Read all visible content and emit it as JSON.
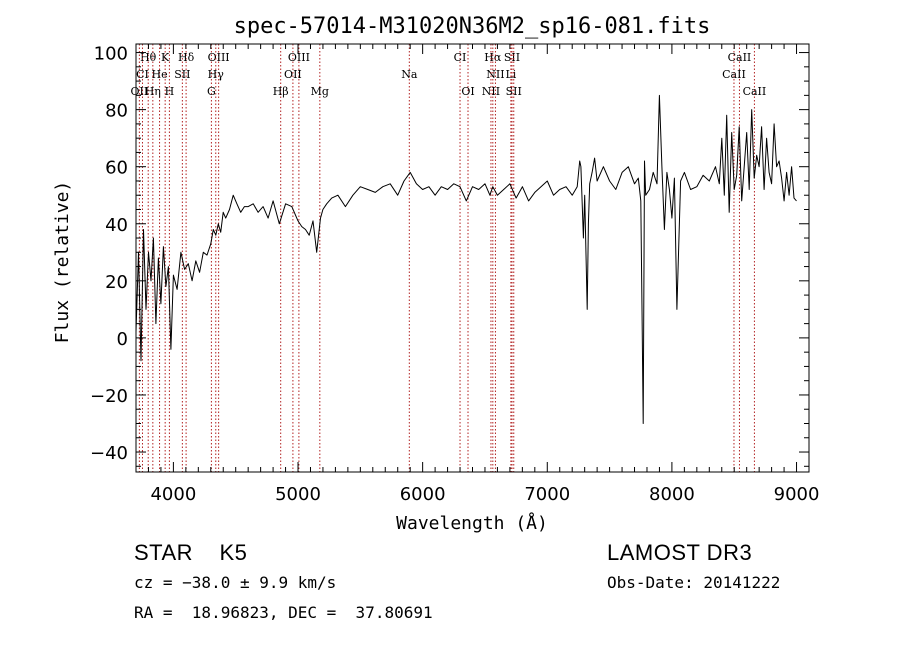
{
  "chart_data": {
    "type": "line",
    "title": "spec-57014-M31020N36M2_sp16-081.fits",
    "xlabel": "Wavelength (Å)",
    "ylabel": "Flux (relative)",
    "xlim": [
      3700,
      9100
    ],
    "ylim": [
      -47,
      103
    ],
    "xticks": [
      4000,
      5000,
      6000,
      7000,
      8000,
      9000
    ],
    "yticks": [
      -40,
      -20,
      0,
      20,
      40,
      60,
      80,
      100
    ],
    "ytick_labels": [
      "−40",
      "−20",
      "0",
      "20",
      "40",
      "60",
      "80",
      "100"
    ],
    "series": [
      {
        "name": "spectrum",
        "x": [
          3700,
          3720,
          3740,
          3760,
          3780,
          3800,
          3820,
          3840,
          3860,
          3880,
          3900,
          3920,
          3940,
          3960,
          3980,
          4000,
          4030,
          4060,
          4090,
          4120,
          4150,
          4180,
          4210,
          4240,
          4270,
          4300,
          4320,
          4340,
          4360,
          4380,
          4400,
          4420,
          4450,
          4480,
          4510,
          4540,
          4570,
          4600,
          4640,
          4680,
          4720,
          4760,
          4800,
          4850,
          4900,
          4950,
          5000,
          5030,
          5060,
          5090,
          5120,
          5150,
          5180,
          5200,
          5230,
          5270,
          5320,
          5380,
          5440,
          5500,
          5560,
          5620,
          5680,
          5740,
          5800,
          5850,
          5900,
          5950,
          6000,
          6050,
          6100,
          6150,
          6200,
          6250,
          6300,
          6350,
          6400,
          6450,
          6500,
          6540,
          6563,
          6600,
          6650,
          6700,
          6750,
          6800,
          6850,
          6900,
          6950,
          7000,
          7050,
          7100,
          7150,
          7200,
          7240,
          7260,
          7270,
          7290,
          7300,
          7320,
          7330,
          7340,
          7360,
          7380,
          7400,
          7450,
          7500,
          7550,
          7600,
          7650,
          7700,
          7730,
          7750,
          7760,
          7770,
          7780,
          7790,
          7820,
          7850,
          7880,
          7900,
          7920,
          7940,
          7960,
          7980,
          8000,
          8020,
          8040,
          8070,
          8100,
          8150,
          8200,
          8250,
          8300,
          8350,
          8380,
          8400,
          8420,
          8440,
          8460,
          8480,
          8500,
          8520,
          8540,
          8560,
          8580,
          8600,
          8620,
          8640,
          8660,
          8680,
          8700,
          8720,
          8740,
          8760,
          8780,
          8800,
          8820,
          8840,
          8860,
          8880,
          8900,
          8920,
          8940,
          8960,
          8980,
          9000
        ],
        "y": [
          2,
          30,
          -8,
          38,
          10,
          30,
          20,
          35,
          5,
          28,
          12,
          32,
          18,
          25,
          -4,
          22,
          17,
          30,
          24,
          26,
          20,
          27,
          23,
          30,
          29,
          33,
          38,
          36,
          40,
          37,
          44,
          42,
          45,
          50,
          47,
          44,
          46,
          46,
          47,
          44,
          46,
          42,
          48,
          40,
          47,
          46,
          41,
          39,
          38,
          36,
          41,
          30,
          42,
          45,
          47,
          49,
          50,
          46,
          50,
          53,
          52,
          51,
          53,
          54,
          50,
          55,
          58,
          54,
          52,
          53,
          50,
          53,
          52,
          54,
          53,
          48,
          53,
          52,
          54,
          50,
          53,
          50,
          52,
          54,
          49,
          53,
          48,
          51,
          53,
          55,
          50,
          52,
          53,
          50,
          53,
          62,
          60,
          35,
          50,
          10,
          40,
          54,
          58,
          63,
          55,
          60,
          55,
          52,
          58,
          60,
          54,
          56,
          48,
          10,
          -30,
          62,
          50,
          52,
          58,
          54,
          85,
          60,
          38,
          58,
          52,
          42,
          56,
          10,
          55,
          58,
          52,
          53,
          57,
          55,
          60,
          54,
          70,
          50,
          78,
          44,
          72,
          52,
          57,
          74,
          48,
          60,
          72,
          52,
          80,
          56,
          64,
          60,
          74,
          52,
          70,
          58,
          54,
          75,
          60,
          62,
          56,
          48,
          58,
          50,
          60,
          49,
          48
        ]
      }
    ],
    "line_markers": [
      {
        "label": "Hθ",
        "x": 3798,
        "row": 1
      },
      {
        "label": "K",
        "x": 3934,
        "row": 1
      },
      {
        "label": "Hδ",
        "x": 4102,
        "row": 1
      },
      {
        "label": "OIII",
        "x": 4363,
        "row": 1
      },
      {
        "label": "OIII",
        "x": 5007,
        "row": 1
      },
      {
        "label": "CI",
        "x": 6300,
        "row": 1
      },
      {
        "label": "Hα",
        "x": 6563,
        "row": 1
      },
      {
        "label": "SII",
        "x": 6717,
        "row": 1
      },
      {
        "label": "CaII",
        "x": 8542,
        "row": 1
      },
      {
        "label": "CI",
        "x": 3752,
        "row": 2
      },
      {
        "label": "He",
        "x": 3889,
        "row": 2
      },
      {
        "label": "SII",
        "x": 4072,
        "row": 2
      },
      {
        "label": "Hγ",
        "x": 4340,
        "row": 2
      },
      {
        "label": "OII",
        "x": 4959,
        "row": 2
      },
      {
        "label": "Na",
        "x": 5893,
        "row": 2
      },
      {
        "label": "NII",
        "x": 6584,
        "row": 2
      },
      {
        "label": "Li",
        "x": 6708,
        "row": 2
      },
      {
        "label": "CaII",
        "x": 8498,
        "row": 2
      },
      {
        "label": "OII",
        "x": 3727,
        "row": 3
      },
      {
        "label": "Hη",
        "x": 3835,
        "row": 3
      },
      {
        "label": "H",
        "x": 3968,
        "row": 3
      },
      {
        "label": "G",
        "x": 4305,
        "row": 3
      },
      {
        "label": "Hβ",
        "x": 4861,
        "row": 3
      },
      {
        "label": "Mg",
        "x": 5175,
        "row": 3
      },
      {
        "label": "OI",
        "x": 6364,
        "row": 3
      },
      {
        "label": "NII",
        "x": 6548,
        "row": 3
      },
      {
        "label": "SII",
        "x": 6731,
        "row": 3
      },
      {
        "label": "CaII",
        "x": 8662,
        "row": 3
      }
    ],
    "marker_color": "#b22222",
    "line_color": "#000000"
  },
  "info": {
    "class_line": "STAR    K5",
    "cz_line": "cz = −38.0 ± 9.9 km/s",
    "coords_line": "RA =  18.96823, DEC =  37.80691",
    "survey": "LAMOST DR3",
    "obs_date": "Obs-Date: 20141222"
  }
}
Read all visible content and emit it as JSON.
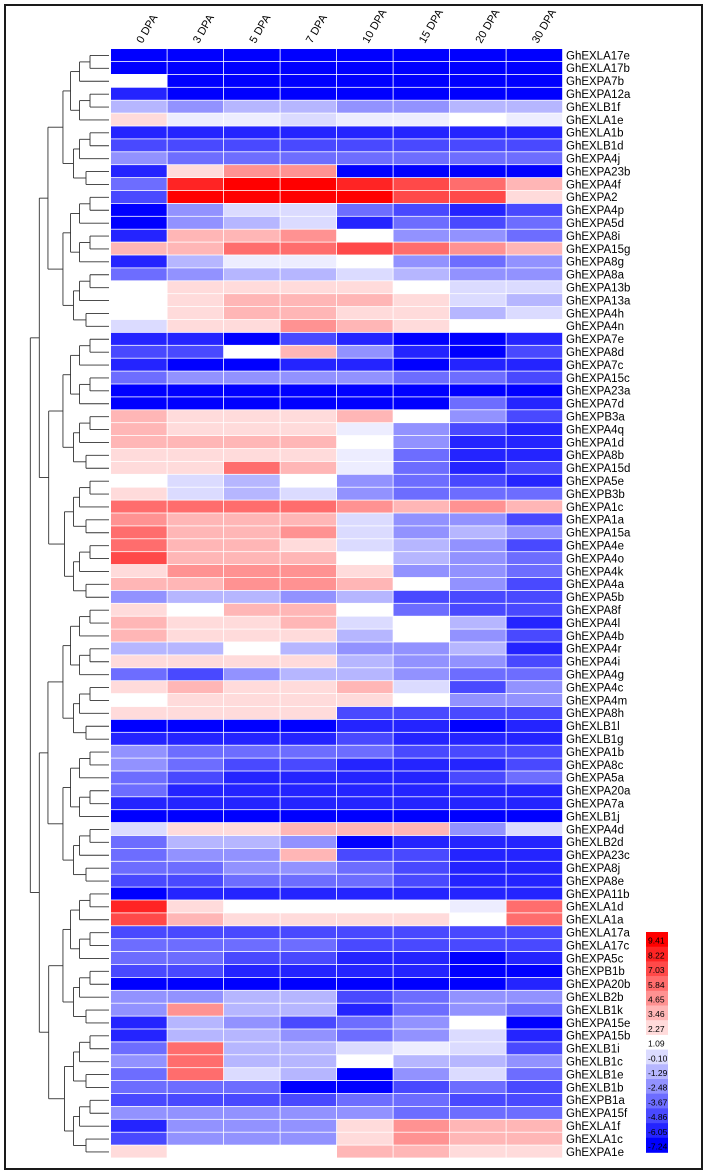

## What you need to do
All of the data above should be transcribed verbatim, with pictures omitted.

## Output of the task
Read all visible content and emit it as JSON.
{
  "chart_data": {
    "type": "line",
    "title": "spec-57014-M31020N36M2_sp16-081.fits",
    "xlabel": "Wavelength (Å)",
    "ylabel": "Flux (relative)",
    "xlim": [
      3700,
      9100
    ],
    "ylim": [
      -47,
      103
    ],
    "xticks": [
      4000,
      5000,
      6000,
      7000,
      8000,
      9000
    ],
    "yticks": [
      -40,
      -20,
      0,
      20,
      40,
      60,
      80,
      100
    ],
    "ytick_labels": [
      "−40",
      "−20",
      "0",
      "20",
      "40",
      "60",
      "80",
      "100"
    ],
    "series": [
      {
        "name": "spectrum",
        "x": [
          3700,
          3720,
          3740,
          3760,
          3780,
          3800,
          3820,
          3840,
          3860,
          3880,
          3900,
          3920,
          3940,
          3960,
          3980,
          4000,
          4030,
          4060,
          4090,
          4120,
          4150,
          4180,
          4210,
          4240,
          4270,
          4300,
          4320,
          4340,
          4360,
          4380,
          4400,
          4420,
          4450,
          4480,
          4510,
          4540,
          4570,
          4600,
          4640,
          4680,
          4720,
          4760,
          4800,
          4850,
          4900,
          4950,
          5000,
          5030,
          5060,
          5090,
          5120,
          5150,
          5180,
          5200,
          5230,
          5270,
          5320,
          5380,
          5440,
          5500,
          5560,
          5620,
          5680,
          5740,
          5800,
          5850,
          5900,
          5950,
          6000,
          6050,
          6100,
          6150,
          6200,
          6250,
          6300,
          6350,
          6400,
          6450,
          6500,
          6540,
          6563,
          6600,
          6650,
          6700,
          6750,
          6800,
          6850,
          6900,
          6950,
          7000,
          7050,
          7100,
          7150,
          7200,
          7240,
          7260,
          7270,
          7290,
          7300,
          7320,
          7330,
          7340,
          7360,
          7380,
          7400,
          7450,
          7500,
          7550,
          7600,
          7650,
          7700,
          7730,
          7750,
          7760,
          7770,
          7780,
          7790,
          7820,
          7850,
          7880,
          7900,
          7920,
          7940,
          7960,
          7980,
          8000,
          8020,
          8040,
          8070,
          8100,
          8150,
          8200,
          8250,
          8300,
          8350,
          8380,
          8400,
          8420,
          8440,
          8460,
          8480,
          8500,
          8520,
          8540,
          8560,
          8580,
          8600,
          8620,
          8640,
          8660,
          8680,
          8700,
          8720,
          8740,
          8760,
          8780,
          8800,
          8820,
          8840,
          8860,
          8880,
          8900,
          8920,
          8940,
          8960,
          8980,
          9000
        ],
        "y": [
          2,
          30,
          -8,
          38,
          10,
          30,
          20,
          35,
          5,
          28,
          12,
          32,
          18,
          25,
          -4,
          22,
          17,
          30,
          24,
          26,
          20,
          27,
          23,
          30,
          29,
          33,
          38,
          36,
          40,
          37,
          44,
          42,
          45,
          50,
          47,
          44,
          46,
          46,
          47,
          44,
          46,
          42,
          48,
          40,
          47,
          46,
          41,
          39,
          38,
          36,
          41,
          30,
          42,
          45,
          47,
          49,
          50,
          46,
          50,
          53,
          52,
          51,
          53,
          54,
          50,
          55,
          58,
          54,
          52,
          53,
          50,
          53,
          52,
          54,
          53,
          48,
          53,
          52,
          54,
          50,
          53,
          50,
          52,
          54,
          49,
          53,
          48,
          51,
          53,
          55,
          50,
          52,
          53,
          50,
          53,
          62,
          60,
          35,
          50,
          10,
          40,
          54,
          58,
          63,
          55,
          60,
          55,
          52,
          58,
          60,
          54,
          56,
          48,
          10,
          -30,
          62,
          50,
          52,
          58,
          54,
          85,
          60,
          38,
          58,
          52,
          42,
          56,
          10,
          55,
          58,
          52,
          53,
          57,
          55,
          60,
          54,
          70,
          50,
          78,
          44,
          72,
          52,
          57,
          74,
          48,
          60,
          72,
          52,
          80,
          56,
          64,
          60,
          74,
          52,
          70,
          58,
          54,
          75,
          60,
          62,
          56,
          48,
          58,
          50,
          60,
          49,
          48
        ]
      }
    ],
    "line_markers": [
      {
        "label": "Hθ",
        "x": 3798,
        "row": 1
      },
      {
        "label": "K",
        "x": 3934,
        "row": 1
      },
      {
        "label": "Hδ",
        "x": 4102,
        "row": 1
      },
      {
        "label": "OIII",
        "x": 4363,
        "row": 1
      },
      {
        "label": "OIII",
        "x": 5007,
        "row": 1
      },
      {
        "label": "CI",
        "x": 6300,
        "row": 1
      },
      {
        "label": "Hα",
        "x": 6563,
        "row": 1
      },
      {
        "label": "SII",
        "x": 6717,
        "row": 1
      },
      {
        "label": "CaII",
        "x": 8542,
        "row": 1
      },
      {
        "label": "CI",
        "x": 3752,
        "row": 2
      },
      {
        "label": "He",
        "x": 3889,
        "row": 2
      },
      {
        "label": "SII",
        "x": 4072,
        "row": 2
      },
      {
        "label": "Hγ",
        "x": 4340,
        "row": 2
      },
      {
        "label": "OII",
        "x": 4959,
        "row": 2
      },
      {
        "label": "Na",
        "x": 5893,
        "row": 2
      },
      {
        "label": "NII",
        "x": 6584,
        "row": 2
      },
      {
        "label": "Li",
        "x": 6708,
        "row": 2
      },
      {
        "label": "CaII",
        "x": 8498,
        "row": 2
      },
      {
        "label": "OII",
        "x": 3727,
        "row": 3
      },
      {
        "label": "Hη",
        "x": 3835,
        "row": 3
      },
      {
        "label": "H",
        "x": 3968,
        "row": 3
      },
      {
        "label": "G",
        "x": 4305,
        "row": 3
      },
      {
        "label": "Hβ",
        "x": 4861,
        "row": 3
      },
      {
        "label": "Mg",
        "x": 5175,
        "row": 3
      },
      {
        "label": "OI",
        "x": 6364,
        "row": 3
      },
      {
        "label": "NII",
        "x": 6548,
        "row": 3
      },
      {
        "label": "SII",
        "x": 6731,
        "row": 3
      },
      {
        "label": "CaII",
        "x": 8662,
        "row": 3
      }
    ],
    "marker_color": "#b22222",
    "line_color": "#000000"
  },
  "info": {
    "class_line": "STAR    K5",
    "cz_line": "cz = −38.0 ± 9.9 km/s",
    "coords_line": "RA =  18.96823, DEC =  37.80691",
    "survey": "LAMOST DR3",
    "obs_date": "Obs-Date: 20141222"
  }
}
Read all visible content and emit it as JSON.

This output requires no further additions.